Using the listing below, please gather every line containing the word "good".

-- Begin SUPPLIED INFORMATION --

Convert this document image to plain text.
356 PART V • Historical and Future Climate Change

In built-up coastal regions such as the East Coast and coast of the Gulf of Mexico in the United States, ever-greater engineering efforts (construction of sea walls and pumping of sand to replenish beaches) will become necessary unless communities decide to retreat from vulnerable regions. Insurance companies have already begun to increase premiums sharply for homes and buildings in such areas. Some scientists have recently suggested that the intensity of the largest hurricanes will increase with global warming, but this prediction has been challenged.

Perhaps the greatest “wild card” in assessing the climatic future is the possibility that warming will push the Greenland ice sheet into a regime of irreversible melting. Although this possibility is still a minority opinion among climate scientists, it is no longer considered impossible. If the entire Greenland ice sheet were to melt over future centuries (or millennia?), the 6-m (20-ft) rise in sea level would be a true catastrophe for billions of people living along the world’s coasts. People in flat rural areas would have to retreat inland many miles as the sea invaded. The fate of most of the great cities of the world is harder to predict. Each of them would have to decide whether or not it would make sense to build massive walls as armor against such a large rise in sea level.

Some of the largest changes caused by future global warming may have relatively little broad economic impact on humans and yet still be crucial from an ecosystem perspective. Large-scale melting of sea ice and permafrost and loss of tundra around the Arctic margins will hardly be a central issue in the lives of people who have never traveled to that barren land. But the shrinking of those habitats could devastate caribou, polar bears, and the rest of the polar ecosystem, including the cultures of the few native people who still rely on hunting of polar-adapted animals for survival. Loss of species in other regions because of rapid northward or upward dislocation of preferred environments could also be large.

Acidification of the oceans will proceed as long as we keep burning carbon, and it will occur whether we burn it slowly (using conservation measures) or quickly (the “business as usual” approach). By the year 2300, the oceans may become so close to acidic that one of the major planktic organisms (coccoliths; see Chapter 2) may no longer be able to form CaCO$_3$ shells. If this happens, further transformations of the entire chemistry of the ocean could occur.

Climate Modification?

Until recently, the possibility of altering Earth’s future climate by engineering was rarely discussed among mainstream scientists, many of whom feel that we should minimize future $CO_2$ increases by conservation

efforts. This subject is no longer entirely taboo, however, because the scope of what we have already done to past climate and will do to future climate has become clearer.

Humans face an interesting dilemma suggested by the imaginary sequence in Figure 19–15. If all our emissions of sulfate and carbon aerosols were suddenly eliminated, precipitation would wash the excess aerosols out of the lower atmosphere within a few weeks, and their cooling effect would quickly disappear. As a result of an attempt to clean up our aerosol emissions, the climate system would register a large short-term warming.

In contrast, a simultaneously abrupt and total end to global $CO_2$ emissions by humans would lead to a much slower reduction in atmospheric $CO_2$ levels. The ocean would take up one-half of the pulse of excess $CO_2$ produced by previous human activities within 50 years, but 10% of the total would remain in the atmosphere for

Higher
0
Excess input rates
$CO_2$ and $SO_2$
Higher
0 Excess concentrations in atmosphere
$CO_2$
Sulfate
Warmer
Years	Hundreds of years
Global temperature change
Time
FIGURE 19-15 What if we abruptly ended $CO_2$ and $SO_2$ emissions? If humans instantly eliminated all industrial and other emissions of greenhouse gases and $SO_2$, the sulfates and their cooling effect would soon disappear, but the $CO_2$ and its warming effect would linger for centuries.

-- End SUPPLIED INFORMATION --
-- Begin SUPPLIED INFORMATION --

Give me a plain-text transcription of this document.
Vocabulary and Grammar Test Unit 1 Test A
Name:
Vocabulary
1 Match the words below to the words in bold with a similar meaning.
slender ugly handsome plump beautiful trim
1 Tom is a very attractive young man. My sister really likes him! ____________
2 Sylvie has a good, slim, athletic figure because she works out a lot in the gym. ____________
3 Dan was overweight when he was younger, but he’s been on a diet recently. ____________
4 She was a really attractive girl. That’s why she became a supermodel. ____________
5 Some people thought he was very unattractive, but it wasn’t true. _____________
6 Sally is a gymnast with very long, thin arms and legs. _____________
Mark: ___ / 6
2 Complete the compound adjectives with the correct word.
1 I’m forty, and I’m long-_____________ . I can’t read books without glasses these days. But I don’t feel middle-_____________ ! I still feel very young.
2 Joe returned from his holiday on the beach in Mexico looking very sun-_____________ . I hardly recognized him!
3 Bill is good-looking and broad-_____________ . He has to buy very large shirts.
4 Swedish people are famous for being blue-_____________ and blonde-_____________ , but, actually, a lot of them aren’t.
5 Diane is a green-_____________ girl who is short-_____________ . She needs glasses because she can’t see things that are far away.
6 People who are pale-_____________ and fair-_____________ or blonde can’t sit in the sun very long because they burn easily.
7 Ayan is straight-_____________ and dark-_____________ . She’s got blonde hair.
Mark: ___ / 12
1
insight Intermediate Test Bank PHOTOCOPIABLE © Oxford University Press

-- End SUPPLIED INFORMATION --

[RESPONSE BELOW]
2 Sylvie has a good, slim, athletic figure because she works out a lot in the gym. ____________
3 Bill is good-looking and broad-_____________ . He has to buy very large shirts.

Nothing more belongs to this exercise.